(Extracted data entries)
· · ·
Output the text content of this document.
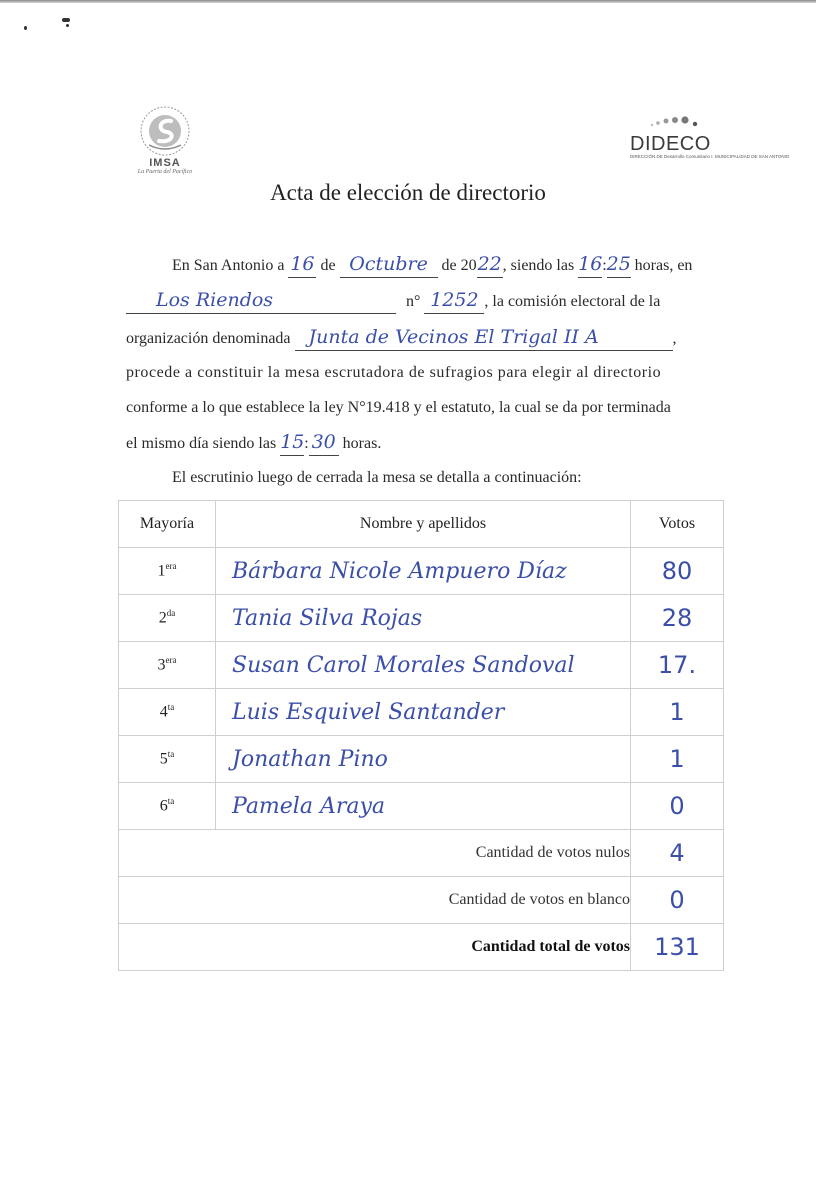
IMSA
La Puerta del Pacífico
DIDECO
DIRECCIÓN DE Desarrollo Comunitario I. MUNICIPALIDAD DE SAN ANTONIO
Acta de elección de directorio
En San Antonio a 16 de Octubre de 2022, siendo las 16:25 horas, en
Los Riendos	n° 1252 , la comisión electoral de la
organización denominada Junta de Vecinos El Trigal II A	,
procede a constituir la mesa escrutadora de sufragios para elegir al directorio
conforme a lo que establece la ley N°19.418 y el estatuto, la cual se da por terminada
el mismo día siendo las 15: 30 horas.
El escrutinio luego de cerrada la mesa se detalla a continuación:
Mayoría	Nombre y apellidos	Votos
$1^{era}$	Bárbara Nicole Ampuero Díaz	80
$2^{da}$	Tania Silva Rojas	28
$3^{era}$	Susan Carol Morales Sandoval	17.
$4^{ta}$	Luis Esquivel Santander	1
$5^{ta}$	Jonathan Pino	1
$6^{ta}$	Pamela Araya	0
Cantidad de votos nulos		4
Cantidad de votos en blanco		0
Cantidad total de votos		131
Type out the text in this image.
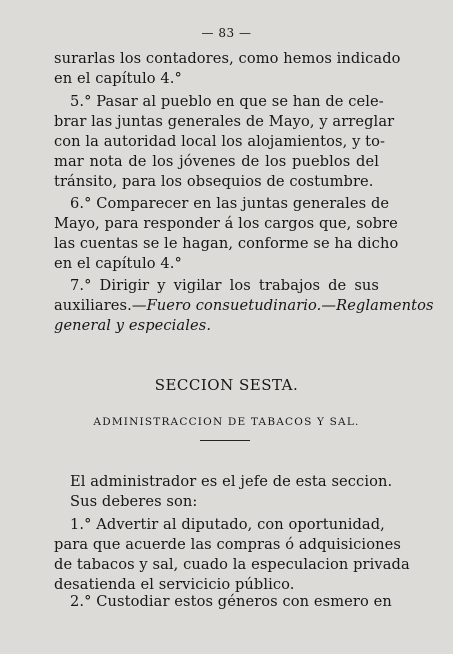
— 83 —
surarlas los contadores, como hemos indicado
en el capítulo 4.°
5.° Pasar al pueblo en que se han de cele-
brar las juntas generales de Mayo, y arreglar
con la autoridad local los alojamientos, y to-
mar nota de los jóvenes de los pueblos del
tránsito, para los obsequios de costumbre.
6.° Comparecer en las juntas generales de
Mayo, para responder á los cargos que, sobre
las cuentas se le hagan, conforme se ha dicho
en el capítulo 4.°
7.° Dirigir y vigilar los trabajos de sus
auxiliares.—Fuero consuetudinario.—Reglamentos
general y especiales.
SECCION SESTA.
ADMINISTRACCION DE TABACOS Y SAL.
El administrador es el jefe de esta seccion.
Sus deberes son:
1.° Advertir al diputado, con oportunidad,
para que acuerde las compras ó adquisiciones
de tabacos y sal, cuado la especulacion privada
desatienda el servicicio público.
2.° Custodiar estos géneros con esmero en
· · ·
### What you have to do
Locate the lines above that hold the word "generales". Show every one of them.

### Response to this exercise
brar las juntas generales de Mayo, y arreglar
6.° Comparecer en las juntas generales de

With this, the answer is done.